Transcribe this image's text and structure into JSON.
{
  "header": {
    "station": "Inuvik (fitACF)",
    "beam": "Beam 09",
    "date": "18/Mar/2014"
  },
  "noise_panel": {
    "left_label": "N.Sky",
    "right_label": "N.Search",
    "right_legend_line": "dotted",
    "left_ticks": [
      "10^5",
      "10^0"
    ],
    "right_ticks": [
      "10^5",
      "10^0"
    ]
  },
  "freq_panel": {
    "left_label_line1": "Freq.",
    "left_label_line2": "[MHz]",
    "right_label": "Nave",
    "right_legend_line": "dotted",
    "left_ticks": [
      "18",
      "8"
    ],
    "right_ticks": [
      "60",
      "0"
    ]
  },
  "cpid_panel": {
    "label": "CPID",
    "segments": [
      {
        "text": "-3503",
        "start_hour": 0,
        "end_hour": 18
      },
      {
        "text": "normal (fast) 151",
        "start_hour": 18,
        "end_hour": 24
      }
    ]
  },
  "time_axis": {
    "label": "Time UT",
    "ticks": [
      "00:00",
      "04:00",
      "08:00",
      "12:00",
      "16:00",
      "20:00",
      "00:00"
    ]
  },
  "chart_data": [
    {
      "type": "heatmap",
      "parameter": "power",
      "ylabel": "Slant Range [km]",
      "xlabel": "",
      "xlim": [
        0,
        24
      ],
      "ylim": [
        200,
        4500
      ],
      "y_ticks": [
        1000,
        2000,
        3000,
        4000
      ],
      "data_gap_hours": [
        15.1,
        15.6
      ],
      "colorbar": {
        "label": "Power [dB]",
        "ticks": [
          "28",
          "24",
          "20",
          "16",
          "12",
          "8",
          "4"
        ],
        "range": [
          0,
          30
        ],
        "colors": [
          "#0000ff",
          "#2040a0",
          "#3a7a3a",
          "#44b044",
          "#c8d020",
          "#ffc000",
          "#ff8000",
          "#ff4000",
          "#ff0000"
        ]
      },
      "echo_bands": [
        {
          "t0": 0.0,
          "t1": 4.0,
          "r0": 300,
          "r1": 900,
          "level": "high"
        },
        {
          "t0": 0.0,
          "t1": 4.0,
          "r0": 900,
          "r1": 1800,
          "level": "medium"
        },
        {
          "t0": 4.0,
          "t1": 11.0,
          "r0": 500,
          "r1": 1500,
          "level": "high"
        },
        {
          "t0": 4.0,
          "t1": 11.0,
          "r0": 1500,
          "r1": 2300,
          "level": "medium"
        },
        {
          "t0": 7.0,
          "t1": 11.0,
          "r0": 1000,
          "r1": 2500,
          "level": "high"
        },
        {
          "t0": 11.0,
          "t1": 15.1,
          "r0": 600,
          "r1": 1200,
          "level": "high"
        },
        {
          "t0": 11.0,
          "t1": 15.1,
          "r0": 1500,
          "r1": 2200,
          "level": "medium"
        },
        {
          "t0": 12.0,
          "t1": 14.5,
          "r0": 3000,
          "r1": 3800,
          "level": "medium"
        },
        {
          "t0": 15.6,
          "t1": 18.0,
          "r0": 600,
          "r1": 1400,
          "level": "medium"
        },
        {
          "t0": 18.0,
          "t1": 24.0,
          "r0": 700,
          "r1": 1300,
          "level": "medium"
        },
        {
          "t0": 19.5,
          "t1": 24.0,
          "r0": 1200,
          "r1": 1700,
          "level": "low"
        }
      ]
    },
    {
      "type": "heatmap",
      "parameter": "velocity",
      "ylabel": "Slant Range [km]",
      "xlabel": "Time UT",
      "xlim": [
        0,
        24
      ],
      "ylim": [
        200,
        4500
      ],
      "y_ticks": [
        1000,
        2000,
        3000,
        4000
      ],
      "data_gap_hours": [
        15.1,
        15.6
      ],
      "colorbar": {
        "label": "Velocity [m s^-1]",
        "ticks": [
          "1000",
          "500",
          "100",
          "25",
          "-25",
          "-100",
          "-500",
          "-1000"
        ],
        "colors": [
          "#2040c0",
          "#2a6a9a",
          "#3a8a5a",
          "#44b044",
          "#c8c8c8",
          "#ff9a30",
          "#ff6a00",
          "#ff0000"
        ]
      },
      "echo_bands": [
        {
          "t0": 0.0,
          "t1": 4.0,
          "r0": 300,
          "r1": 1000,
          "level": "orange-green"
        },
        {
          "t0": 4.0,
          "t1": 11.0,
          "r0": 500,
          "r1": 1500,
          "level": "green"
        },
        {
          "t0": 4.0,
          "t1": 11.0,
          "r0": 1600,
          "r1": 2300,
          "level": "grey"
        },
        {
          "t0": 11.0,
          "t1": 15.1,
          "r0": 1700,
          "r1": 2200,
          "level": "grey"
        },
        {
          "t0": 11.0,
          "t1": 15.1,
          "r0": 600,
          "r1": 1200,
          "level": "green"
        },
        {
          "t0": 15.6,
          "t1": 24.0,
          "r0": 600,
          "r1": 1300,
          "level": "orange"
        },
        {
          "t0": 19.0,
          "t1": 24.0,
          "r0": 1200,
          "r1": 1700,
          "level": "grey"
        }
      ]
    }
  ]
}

- WORK TO BE COMPLETED: Give a word-for-word copy of the records.

- SOLUTION FOR THIS EXERCISE:
Transcribe this image's text and structure into JSON.
{
  "header": {
    "station": "Inuvik (fitACF)",
    "beam": "Beam 09",
    "date": "18/Mar/2014"
  },
  "noise_panel": {
    "left_label": "N.Sky",
    "right_label": "N.Search",
    "right_legend_line": "dotted",
    "left_ticks": [
      "10^5",
      "10^0"
    ],
    "right_ticks": [
      "10^5",
      "10^0"
    ]
  },
  "freq_panel": {
    "left_label_line1": "Freq.",
    "left_label_line2": "[MHz]",
    "right_label": "Nave",
    "right_legend_line": "dotted",
    "left_ticks": [
      "18",
      "8"
    ],
    "right_ticks": [
      "60",
      "0"
    ]
  },
  "cpid_panel": {
    "label": "CPID",
    "segments": [
      {
        "text": "-3503",
        "start_hour": 0,
        "end_hour": 18
      },
      {
        "text": "normal (fast) 151",
        "start_hour": 18,
        "end_hour": 24
      }
    ]
  },
  "time_axis": {
    "label": "Time UT",
    "ticks": [
      "00:00",
      "04:00",
      "08:00",
      "12:00",
      "16:00",
      "20:00",
      "00:00"
    ]
  },
  "chart_data": [
    {
      "type": "heatmap",
      "parameter": "power",
      "ylabel": "Slant Range [km]",
      "xlabel": "",
      "xlim": [
        0,
        24
      ],
      "ylim": [
        200,
        4500
      ],
      "y_ticks": [
        1000,
        2000,
        3000,
        4000
      ],
      "data_gap_hours": [
        15.1,
        15.6
      ],
      "colorbar": {
        "label": "Power [dB]",
        "ticks": [
          "28",
          "24",
          "20",
          "16",
          "12",
          "8",
          "4"
        ],
        "range": [
          0,
          30
        ],
        "colors": [
          "#0000ff",
          "#2040a0",
          "#3a7a3a",
          "#44b044",
          "#c8d020",
          "#ffc000",
          "#ff8000",
          "#ff4000",
          "#ff0000"
        ]
      },
      "echo_bands": [
        {
          "t0": 0.0,
          "t1": 4.0,
          "r0": 300,
          "r1": 900,
          "level": "high"
        },
        {
          "t0": 0.0,
          "t1": 4.0,
          "r0": 900,
          "r1": 1800,
          "level": "medium"
        },
        {
          "t0": 4.0,
          "t1": 11.0,
          "r0": 500,
          "r1": 1500,
          "level": "high"
        },
        {
          "t0": 4.0,
          "t1": 11.0,
          "r0": 1500,
          "r1": 2300,
          "level": "medium"
        },
        {
          "t0": 7.0,
          "t1": 11.0,
          "r0": 1000,
          "r1": 2500,
          "level": "high"
        },
        {
          "t0": 11.0,
          "t1": 15.1,
          "r0": 600,
          "r1": 1200,
          "level": "high"
        },
        {
          "t0": 11.0,
          "t1": 15.1,
          "r0": 1500,
          "r1": 2200,
          "level": "medium"
        },
        {
          "t0": 12.0,
          "t1": 14.5,
          "r0": 3000,
          "r1": 3800,
          "level": "medium"
        },
        {
          "t0": 15.6,
          "t1": 18.0,
          "r0": 600,
          "r1": 1400,
          "level": "medium"
        },
        {
          "t0": 18.0,
          "t1": 24.0,
          "r0": 700,
          "r1": 1300,
          "level": "medium"
        },
        {
          "t0": 19.5,
          "t1": 24.0,
          "r0": 1200,
          "r1": 1700,
          "level": "low"
        }
      ]
    },
    {
      "type": "heatmap",
      "parameter": "velocity",
      "ylabel": "Slant Range [km]",
      "xlabel": "Time UT",
      "xlim": [
        0,
        24
      ],
      "ylim": [
        200,
        4500
      ],
      "y_ticks": [
        1000,
        2000,
        3000,
        4000
      ],
      "data_gap_hours": [
        15.1,
        15.6
      ],
      "colorbar": {
        "label": "Velocity [m s^-1]",
        "ticks": [
          "1000",
          "500",
          "100",
          "25",
          "-25",
          "-100",
          "-500",
          "-1000"
        ],
        "colors": [
          "#2040c0",
          "#2a6a9a",
          "#3a8a5a",
          "#44b044",
          "#c8c8c8",
          "#ff9a30",
          "#ff6a00",
          "#ff0000"
        ]
      },
      "echo_bands": [
        {
          "t0": 0.0,
          "t1": 4.0,
          "r0": 300,
          "r1": 1000,
          "level": "orange-green"
        },
        {
          "t0": 4.0,
          "t1": 11.0,
          "r0": 500,
          "r1": 1500,
          "level": "green"
        },
        {
          "t0": 4.0,
          "t1": 11.0,
          "r0": 1600,
          "r1": 2300,
          "level": "grey"
        },
        {
          "t0": 11.0,
          "t1": 15.1,
          "r0": 1700,
          "r1": 2200,
          "level": "grey"
        },
        {
          "t0": 11.0,
          "t1": 15.1,
          "r0": 600,
          "r1": 1200,
          "level": "green"
        },
        {
          "t0": 15.6,
          "t1": 24.0,
          "r0": 600,
          "r1": 1300,
          "level": "orange"
        },
        {
          "t0": 19.0,
          "t1": 24.0,
          "r0": 1200,
          "r1": 1700,
          "level": "grey"
        }
      ]
    }
  ]
}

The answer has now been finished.